### [WHAT THIS TASK INVOLVES]
Repeat the lines below, swapping every "x-tick-label" for "x-axis-label" and leaving everything else the same.

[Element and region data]
⁂

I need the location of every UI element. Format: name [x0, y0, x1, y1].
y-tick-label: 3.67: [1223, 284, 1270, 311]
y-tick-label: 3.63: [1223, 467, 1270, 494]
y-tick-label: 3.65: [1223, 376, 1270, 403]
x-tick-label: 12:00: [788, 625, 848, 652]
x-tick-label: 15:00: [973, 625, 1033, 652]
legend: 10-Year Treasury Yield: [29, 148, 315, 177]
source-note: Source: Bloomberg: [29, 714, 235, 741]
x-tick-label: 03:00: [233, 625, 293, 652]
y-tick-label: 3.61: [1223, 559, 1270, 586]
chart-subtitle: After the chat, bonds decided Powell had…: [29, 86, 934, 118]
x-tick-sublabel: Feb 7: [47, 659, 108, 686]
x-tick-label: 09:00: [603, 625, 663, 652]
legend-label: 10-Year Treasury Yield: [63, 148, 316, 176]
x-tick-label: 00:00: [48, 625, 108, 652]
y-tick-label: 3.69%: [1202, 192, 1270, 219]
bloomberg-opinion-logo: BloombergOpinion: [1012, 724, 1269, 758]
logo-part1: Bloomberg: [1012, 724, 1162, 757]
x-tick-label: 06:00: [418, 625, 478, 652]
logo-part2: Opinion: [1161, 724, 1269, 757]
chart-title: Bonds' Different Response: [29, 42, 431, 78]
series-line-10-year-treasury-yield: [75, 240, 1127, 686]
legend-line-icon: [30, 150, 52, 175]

⁂

### [RESULT]
I need the location of every UI element. Format: name [x0, y0, x1, y1].
y-tick-label: 3.67: [1223, 284, 1270, 311]
y-tick-label: 3.63: [1223, 467, 1270, 494]
y-tick-label: 3.65: [1223, 376, 1270, 403]
x-axis-label: 12:00: [788, 625, 848, 652]
x-axis-label: 15:00: [973, 625, 1033, 652]
legend: 10-Year Treasury Yield: [29, 148, 315, 177]
source-note: Source: Bloomberg: [29, 714, 235, 741]
x-axis-label: 03:00: [233, 625, 293, 652]
y-tick-label: 3.61: [1223, 559, 1270, 586]
chart-subtitle: After the chat, bonds decided Powell had…: [29, 86, 934, 118]
x-tick-sublabel: Feb 7: [47, 659, 108, 686]
x-axis-label: 09:00: [603, 625, 663, 652]
legend-label: 10-Year Treasury Yield: [63, 148, 316, 176]
x-axis-label: 00:00: [48, 625, 108, 652]
y-tick-label: 3.69%: [1202, 192, 1270, 219]
bloomberg-opinion-logo: BloombergOpinion: [1012, 724, 1269, 758]
logo-part1: Bloomberg: [1012, 724, 1162, 757]
x-axis-label: 06:00: [418, 625, 478, 652]
logo-part2: Opinion: [1161, 724, 1269, 757]
chart-title: Bonds' Different Response: [29, 42, 431, 78]
series-line-10-year-treasury-yield: [75, 240, 1127, 686]
legend-line-icon: [30, 150, 52, 175]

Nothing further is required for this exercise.